PROBLEM TO SOLVE:
Go over the entries below line by line, copying each one that contains the word "train".

-- begin DATA EXCERPTS --

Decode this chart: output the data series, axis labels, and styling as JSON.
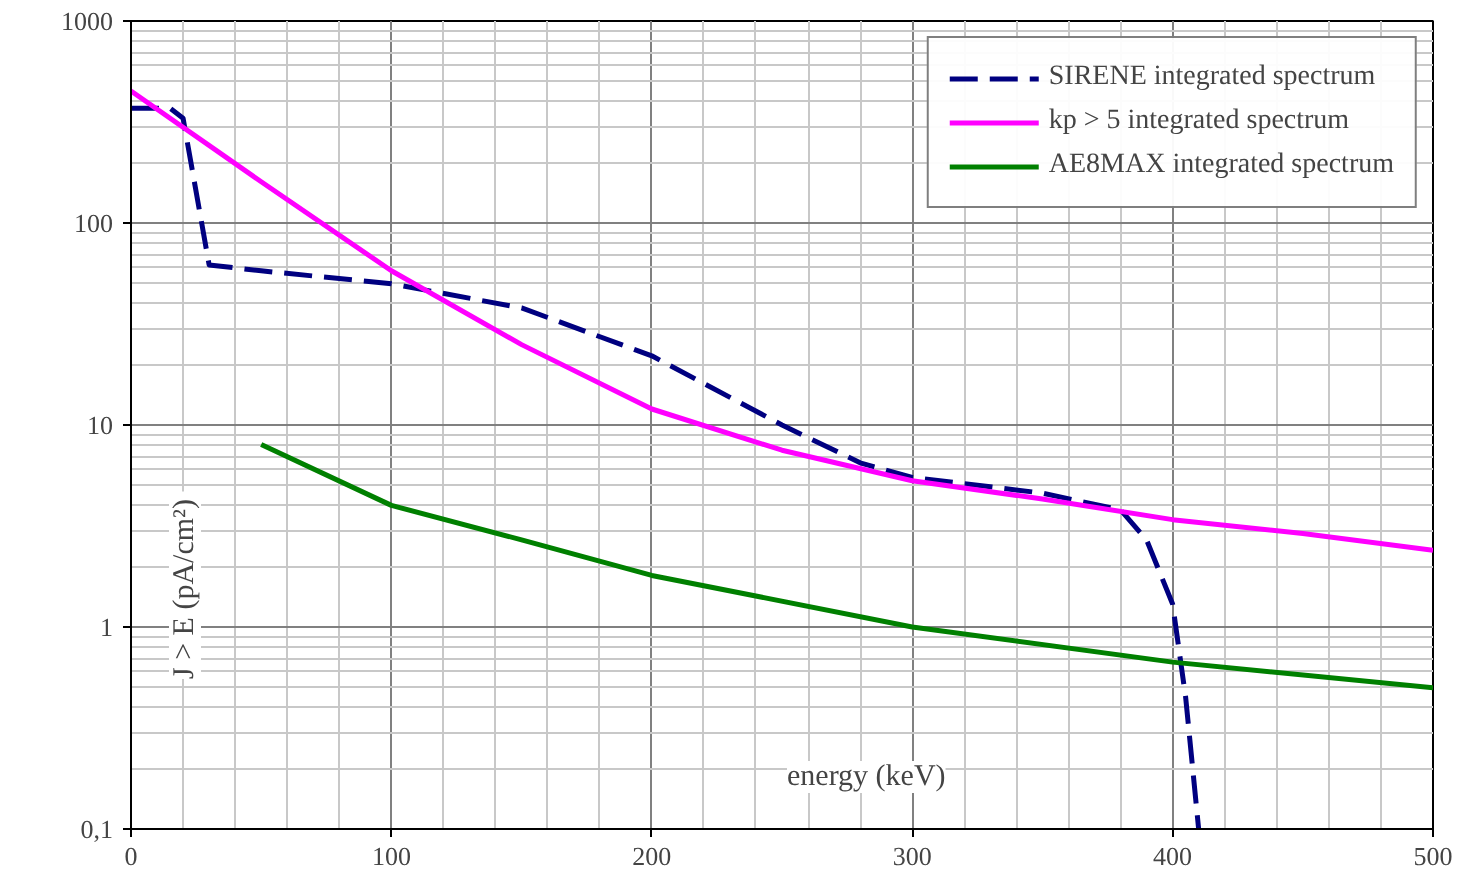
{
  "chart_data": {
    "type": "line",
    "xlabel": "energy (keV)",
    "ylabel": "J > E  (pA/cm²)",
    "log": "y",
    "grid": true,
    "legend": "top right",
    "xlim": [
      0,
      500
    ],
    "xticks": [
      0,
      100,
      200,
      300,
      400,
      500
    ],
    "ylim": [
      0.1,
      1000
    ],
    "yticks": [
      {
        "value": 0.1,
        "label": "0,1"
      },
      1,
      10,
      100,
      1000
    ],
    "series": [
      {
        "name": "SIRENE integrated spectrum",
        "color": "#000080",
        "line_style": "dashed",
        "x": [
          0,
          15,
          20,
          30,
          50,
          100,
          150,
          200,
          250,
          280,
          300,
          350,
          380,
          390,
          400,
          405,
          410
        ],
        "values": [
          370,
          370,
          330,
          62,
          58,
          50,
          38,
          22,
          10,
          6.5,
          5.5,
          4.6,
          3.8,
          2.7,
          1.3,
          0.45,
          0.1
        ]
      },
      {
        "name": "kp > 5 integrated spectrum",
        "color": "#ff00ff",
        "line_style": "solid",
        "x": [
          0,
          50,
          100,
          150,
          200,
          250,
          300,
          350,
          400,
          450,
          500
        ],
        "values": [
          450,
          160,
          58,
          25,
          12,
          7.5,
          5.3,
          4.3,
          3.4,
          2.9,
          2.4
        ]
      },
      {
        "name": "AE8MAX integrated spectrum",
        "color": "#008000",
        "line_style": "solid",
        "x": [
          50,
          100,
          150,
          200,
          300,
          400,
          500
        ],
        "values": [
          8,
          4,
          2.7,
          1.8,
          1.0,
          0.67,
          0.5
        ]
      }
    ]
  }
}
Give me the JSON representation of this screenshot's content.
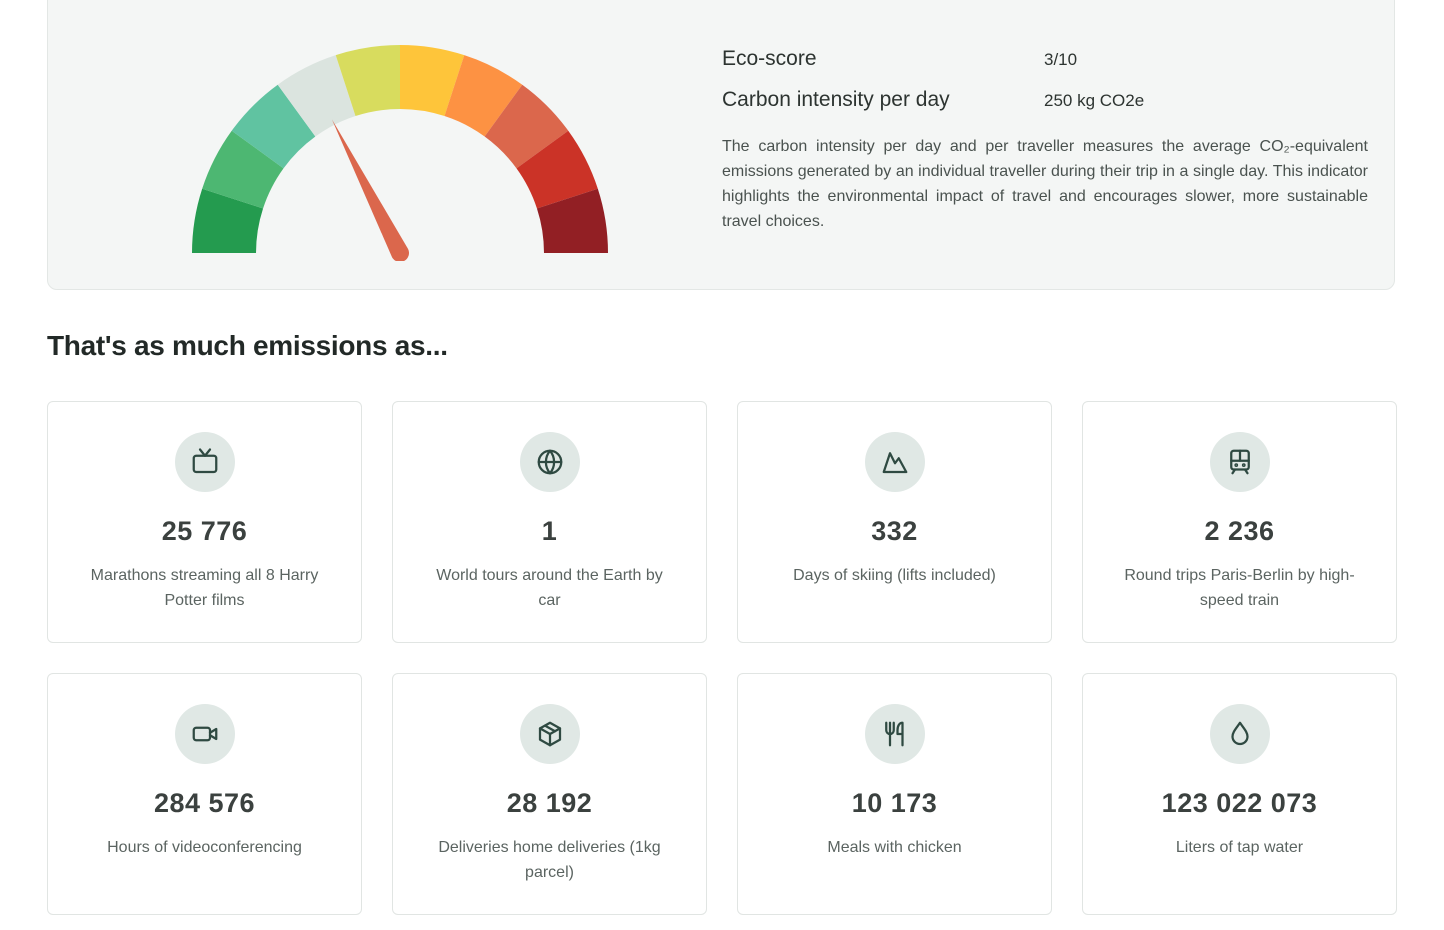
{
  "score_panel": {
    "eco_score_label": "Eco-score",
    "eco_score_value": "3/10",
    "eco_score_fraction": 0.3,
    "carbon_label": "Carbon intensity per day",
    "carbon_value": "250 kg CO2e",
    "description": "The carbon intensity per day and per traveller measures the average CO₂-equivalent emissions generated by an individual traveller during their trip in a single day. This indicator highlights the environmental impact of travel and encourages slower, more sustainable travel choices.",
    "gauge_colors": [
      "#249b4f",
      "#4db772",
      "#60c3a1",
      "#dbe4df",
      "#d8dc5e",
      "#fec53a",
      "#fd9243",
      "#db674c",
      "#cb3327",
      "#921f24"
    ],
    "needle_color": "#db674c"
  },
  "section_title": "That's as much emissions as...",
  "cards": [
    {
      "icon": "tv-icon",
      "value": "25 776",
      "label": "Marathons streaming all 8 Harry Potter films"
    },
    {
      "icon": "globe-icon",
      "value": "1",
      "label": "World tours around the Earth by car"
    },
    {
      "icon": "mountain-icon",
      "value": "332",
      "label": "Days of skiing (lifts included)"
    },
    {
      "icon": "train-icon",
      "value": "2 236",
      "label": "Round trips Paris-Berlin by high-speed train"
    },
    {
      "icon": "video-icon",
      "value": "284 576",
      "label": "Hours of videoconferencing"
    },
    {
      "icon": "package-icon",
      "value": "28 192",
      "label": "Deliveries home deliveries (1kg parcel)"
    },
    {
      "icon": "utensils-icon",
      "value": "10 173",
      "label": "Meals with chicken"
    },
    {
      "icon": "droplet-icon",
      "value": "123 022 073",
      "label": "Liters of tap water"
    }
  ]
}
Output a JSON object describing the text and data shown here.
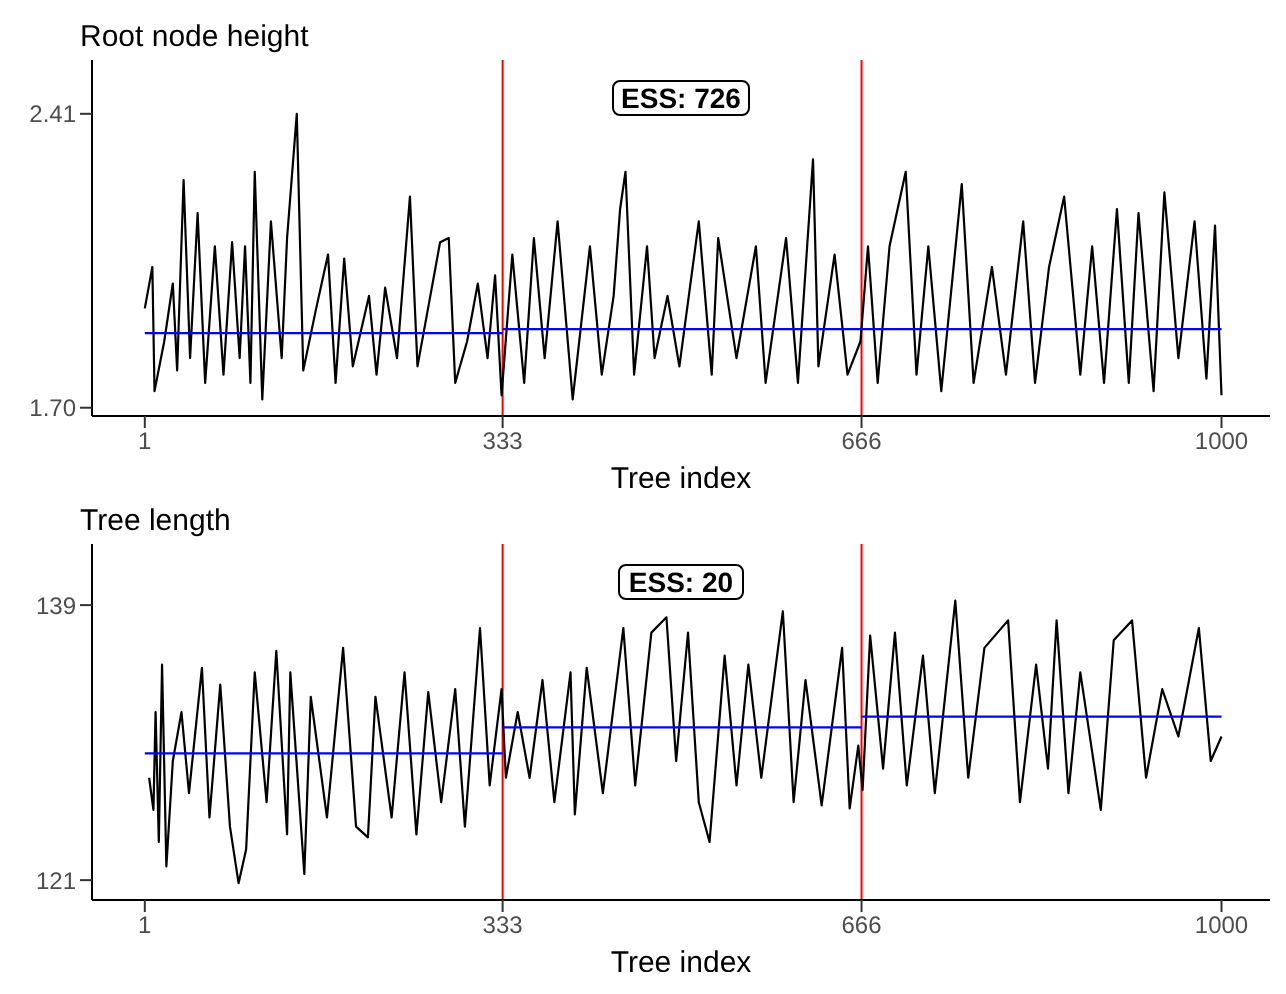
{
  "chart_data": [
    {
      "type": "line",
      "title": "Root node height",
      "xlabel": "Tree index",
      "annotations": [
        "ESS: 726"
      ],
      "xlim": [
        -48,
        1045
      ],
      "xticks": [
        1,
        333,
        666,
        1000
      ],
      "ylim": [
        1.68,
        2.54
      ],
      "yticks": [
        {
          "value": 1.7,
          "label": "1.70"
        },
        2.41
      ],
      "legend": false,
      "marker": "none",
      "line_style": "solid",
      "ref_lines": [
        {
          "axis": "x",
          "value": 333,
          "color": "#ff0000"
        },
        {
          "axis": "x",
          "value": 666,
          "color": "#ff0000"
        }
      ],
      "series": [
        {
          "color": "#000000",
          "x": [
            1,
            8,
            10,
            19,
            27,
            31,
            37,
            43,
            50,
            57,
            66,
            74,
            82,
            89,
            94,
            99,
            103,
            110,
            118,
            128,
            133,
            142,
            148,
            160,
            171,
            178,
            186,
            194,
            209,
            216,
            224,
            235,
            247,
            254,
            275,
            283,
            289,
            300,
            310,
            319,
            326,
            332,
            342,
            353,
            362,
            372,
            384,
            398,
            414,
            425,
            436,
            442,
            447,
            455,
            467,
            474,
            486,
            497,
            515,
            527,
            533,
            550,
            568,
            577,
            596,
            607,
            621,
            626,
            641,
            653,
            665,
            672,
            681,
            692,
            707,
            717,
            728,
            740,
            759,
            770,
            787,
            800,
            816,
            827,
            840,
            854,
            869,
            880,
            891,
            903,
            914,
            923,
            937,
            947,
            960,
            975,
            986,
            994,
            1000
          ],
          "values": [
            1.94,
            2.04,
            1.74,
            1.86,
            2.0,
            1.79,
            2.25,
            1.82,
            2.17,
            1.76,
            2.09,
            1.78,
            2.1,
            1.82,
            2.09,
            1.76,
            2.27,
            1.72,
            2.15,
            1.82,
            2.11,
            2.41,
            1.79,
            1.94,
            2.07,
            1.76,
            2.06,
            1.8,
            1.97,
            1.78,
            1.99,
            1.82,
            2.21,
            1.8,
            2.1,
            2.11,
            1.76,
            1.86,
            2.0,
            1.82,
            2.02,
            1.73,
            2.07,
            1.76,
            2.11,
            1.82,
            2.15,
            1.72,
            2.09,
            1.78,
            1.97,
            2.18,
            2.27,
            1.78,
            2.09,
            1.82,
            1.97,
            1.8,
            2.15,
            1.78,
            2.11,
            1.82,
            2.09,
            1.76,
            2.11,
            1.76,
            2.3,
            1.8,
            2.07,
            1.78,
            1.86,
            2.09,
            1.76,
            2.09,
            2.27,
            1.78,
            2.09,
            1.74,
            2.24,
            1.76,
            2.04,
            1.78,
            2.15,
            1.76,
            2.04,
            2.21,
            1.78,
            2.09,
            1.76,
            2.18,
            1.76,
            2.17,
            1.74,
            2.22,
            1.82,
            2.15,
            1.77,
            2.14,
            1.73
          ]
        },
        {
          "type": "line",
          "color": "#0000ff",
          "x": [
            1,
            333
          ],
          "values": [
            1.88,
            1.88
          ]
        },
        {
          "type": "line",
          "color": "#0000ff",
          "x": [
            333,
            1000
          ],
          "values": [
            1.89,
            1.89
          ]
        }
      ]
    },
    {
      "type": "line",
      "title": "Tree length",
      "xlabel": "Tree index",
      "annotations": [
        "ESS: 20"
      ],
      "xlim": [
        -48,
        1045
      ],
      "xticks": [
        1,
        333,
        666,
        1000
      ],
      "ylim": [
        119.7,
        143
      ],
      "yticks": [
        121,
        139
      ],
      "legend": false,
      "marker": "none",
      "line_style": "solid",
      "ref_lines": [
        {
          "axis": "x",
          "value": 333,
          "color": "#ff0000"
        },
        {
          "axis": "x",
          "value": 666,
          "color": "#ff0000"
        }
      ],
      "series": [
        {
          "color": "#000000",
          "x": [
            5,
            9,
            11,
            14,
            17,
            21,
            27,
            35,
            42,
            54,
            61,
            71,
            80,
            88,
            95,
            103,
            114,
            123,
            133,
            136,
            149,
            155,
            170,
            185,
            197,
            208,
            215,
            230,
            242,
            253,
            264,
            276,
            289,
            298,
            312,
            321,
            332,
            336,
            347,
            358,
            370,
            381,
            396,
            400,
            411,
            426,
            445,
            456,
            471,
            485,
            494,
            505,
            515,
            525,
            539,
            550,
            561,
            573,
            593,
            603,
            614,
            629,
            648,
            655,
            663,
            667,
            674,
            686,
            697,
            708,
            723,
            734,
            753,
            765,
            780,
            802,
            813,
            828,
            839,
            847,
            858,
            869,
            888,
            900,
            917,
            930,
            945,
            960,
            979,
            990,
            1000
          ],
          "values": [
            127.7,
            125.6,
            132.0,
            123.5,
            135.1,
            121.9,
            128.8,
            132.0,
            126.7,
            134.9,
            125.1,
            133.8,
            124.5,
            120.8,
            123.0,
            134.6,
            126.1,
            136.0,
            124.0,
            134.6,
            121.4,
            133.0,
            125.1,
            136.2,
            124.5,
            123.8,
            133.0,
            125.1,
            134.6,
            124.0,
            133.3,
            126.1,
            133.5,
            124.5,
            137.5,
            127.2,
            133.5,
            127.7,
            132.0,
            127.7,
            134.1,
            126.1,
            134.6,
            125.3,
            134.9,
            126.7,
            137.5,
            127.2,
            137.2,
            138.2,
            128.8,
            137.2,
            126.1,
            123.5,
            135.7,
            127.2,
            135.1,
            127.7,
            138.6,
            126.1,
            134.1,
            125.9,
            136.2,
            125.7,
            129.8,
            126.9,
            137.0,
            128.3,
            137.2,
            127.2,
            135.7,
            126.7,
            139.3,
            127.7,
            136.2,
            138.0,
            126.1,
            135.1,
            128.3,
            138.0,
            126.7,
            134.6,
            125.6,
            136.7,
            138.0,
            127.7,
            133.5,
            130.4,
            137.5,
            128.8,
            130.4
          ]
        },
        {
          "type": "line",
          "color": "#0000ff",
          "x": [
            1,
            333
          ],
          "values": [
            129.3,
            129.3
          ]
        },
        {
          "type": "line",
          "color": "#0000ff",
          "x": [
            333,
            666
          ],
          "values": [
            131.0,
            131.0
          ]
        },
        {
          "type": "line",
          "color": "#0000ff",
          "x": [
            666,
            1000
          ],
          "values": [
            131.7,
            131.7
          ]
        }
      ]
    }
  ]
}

-- end DATA EXCERPTS --

RESPONSE:
      "icon": "train-icon",
      "label": "Round trips Paris-Berlin by high-speed train"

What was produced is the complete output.